Written instruction:
Give the number of lines in the data that hold the word "véhicule", and nothing else.

Collected data
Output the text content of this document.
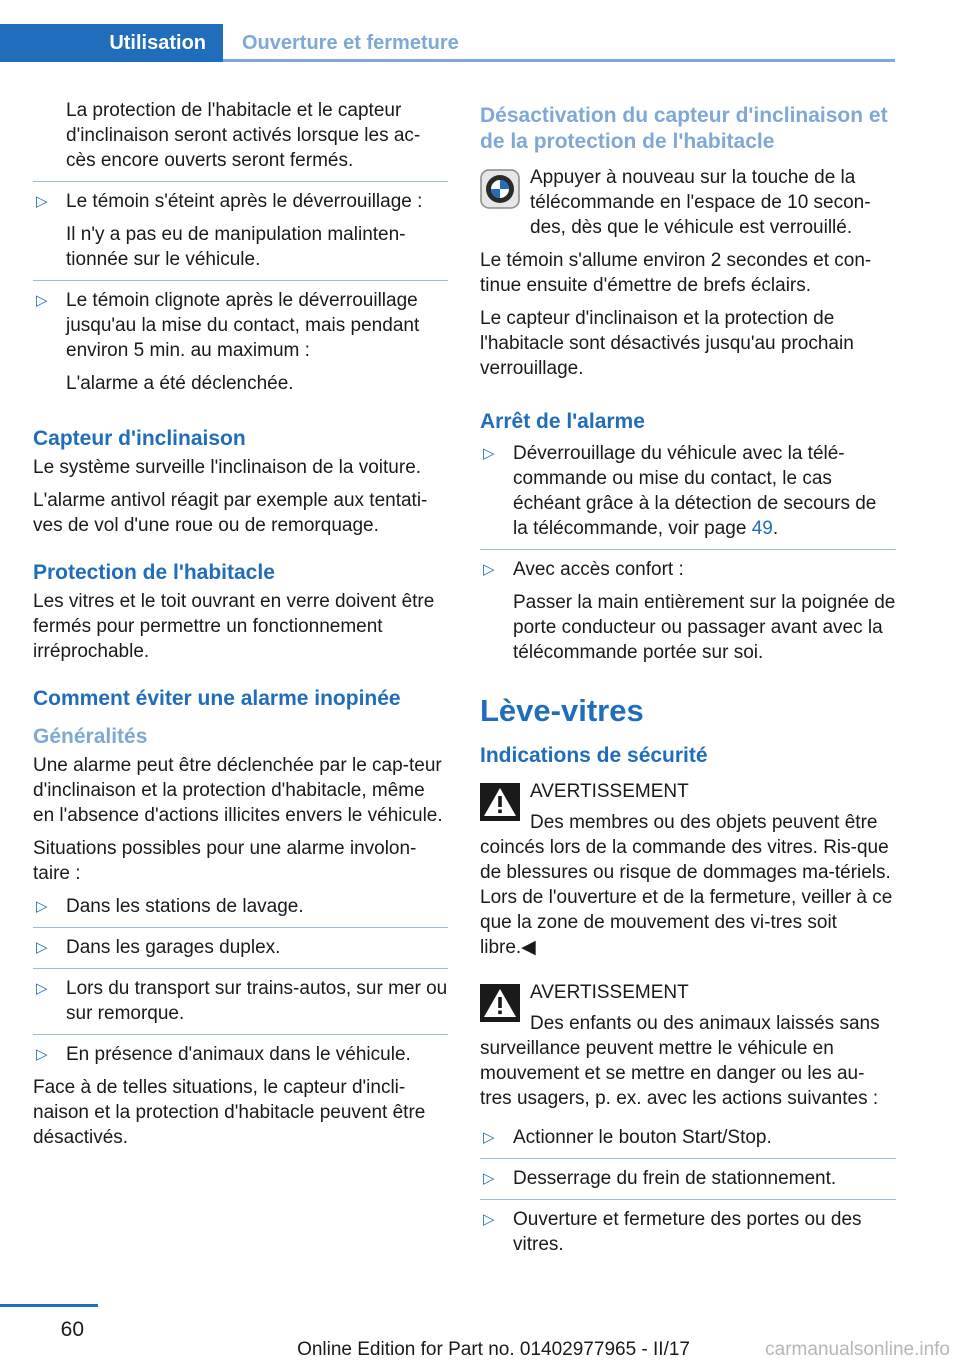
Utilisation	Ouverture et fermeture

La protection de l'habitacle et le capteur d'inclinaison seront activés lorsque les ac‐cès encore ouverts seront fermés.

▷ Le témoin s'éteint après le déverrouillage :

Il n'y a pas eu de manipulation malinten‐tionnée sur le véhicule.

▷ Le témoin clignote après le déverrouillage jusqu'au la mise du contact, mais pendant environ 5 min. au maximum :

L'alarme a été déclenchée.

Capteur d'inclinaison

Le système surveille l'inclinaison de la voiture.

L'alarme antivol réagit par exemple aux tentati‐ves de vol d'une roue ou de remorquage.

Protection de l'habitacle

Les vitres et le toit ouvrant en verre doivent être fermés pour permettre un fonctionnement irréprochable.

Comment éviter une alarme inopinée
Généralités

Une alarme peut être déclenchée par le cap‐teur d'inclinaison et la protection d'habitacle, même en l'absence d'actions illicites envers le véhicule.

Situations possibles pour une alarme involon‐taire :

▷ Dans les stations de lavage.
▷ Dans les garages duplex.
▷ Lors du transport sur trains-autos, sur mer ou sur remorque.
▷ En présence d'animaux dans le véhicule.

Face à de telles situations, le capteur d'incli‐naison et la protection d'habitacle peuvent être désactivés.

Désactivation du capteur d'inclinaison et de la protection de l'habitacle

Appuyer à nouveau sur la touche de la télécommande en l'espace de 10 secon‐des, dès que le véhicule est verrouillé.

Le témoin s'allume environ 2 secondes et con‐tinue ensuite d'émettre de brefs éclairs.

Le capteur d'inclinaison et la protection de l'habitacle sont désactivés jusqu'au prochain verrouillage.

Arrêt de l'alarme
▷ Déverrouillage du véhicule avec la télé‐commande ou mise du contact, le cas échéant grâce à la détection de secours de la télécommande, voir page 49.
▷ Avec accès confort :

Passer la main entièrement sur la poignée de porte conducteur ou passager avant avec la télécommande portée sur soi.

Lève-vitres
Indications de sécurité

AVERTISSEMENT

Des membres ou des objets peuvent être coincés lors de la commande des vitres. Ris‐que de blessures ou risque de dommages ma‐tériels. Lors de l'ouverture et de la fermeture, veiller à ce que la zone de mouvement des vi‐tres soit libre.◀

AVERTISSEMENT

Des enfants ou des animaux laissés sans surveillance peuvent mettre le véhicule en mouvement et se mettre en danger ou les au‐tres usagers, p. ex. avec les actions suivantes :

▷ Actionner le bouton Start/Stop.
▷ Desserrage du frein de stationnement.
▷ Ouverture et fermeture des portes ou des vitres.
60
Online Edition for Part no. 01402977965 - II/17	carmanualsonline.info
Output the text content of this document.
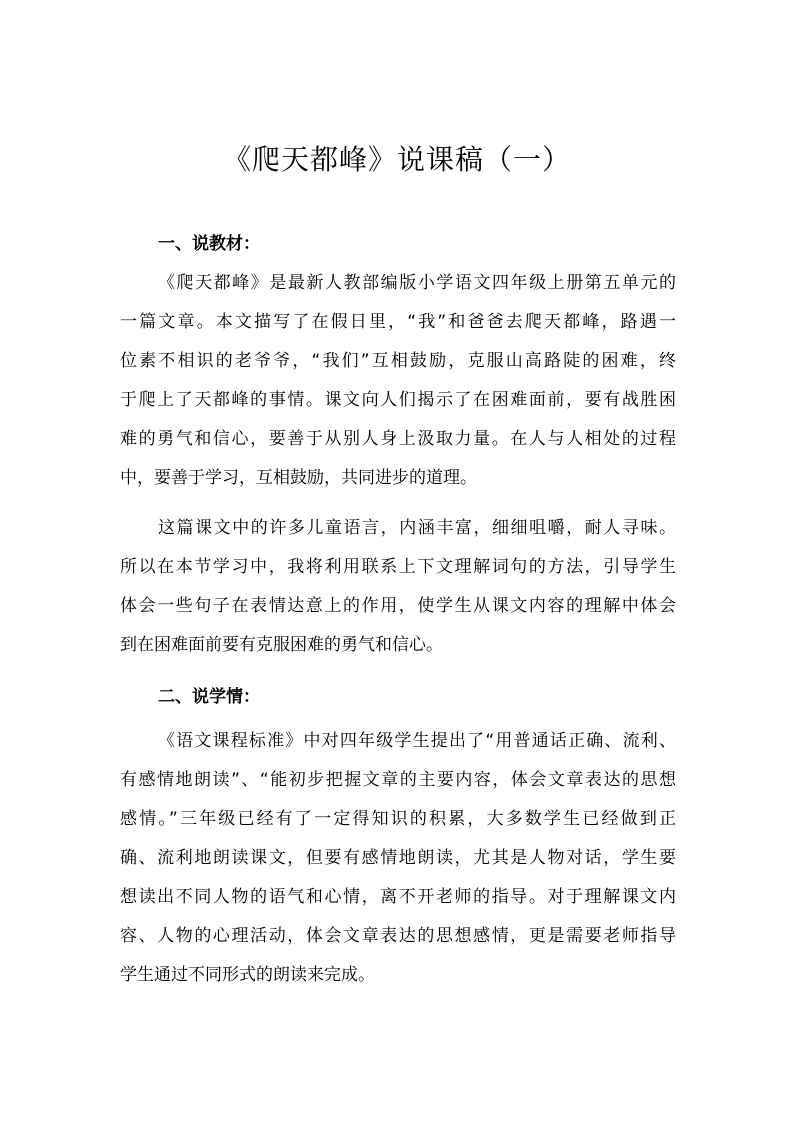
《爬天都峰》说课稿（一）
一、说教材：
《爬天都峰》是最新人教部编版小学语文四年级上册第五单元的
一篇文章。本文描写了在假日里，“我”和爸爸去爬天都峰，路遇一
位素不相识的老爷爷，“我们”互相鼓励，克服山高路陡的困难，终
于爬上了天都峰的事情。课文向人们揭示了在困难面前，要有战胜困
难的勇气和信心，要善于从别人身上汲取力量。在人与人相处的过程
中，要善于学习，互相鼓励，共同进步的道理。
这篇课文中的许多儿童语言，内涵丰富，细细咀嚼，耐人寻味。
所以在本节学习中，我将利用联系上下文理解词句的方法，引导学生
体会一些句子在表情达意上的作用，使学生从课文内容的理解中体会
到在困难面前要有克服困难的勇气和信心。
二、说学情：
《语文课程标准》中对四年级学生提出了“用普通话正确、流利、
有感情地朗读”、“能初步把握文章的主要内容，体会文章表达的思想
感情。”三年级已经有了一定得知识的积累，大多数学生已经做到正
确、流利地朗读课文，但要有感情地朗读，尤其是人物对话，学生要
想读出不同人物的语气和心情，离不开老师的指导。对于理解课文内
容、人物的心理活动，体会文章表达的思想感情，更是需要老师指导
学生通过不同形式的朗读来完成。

Complete answer:
6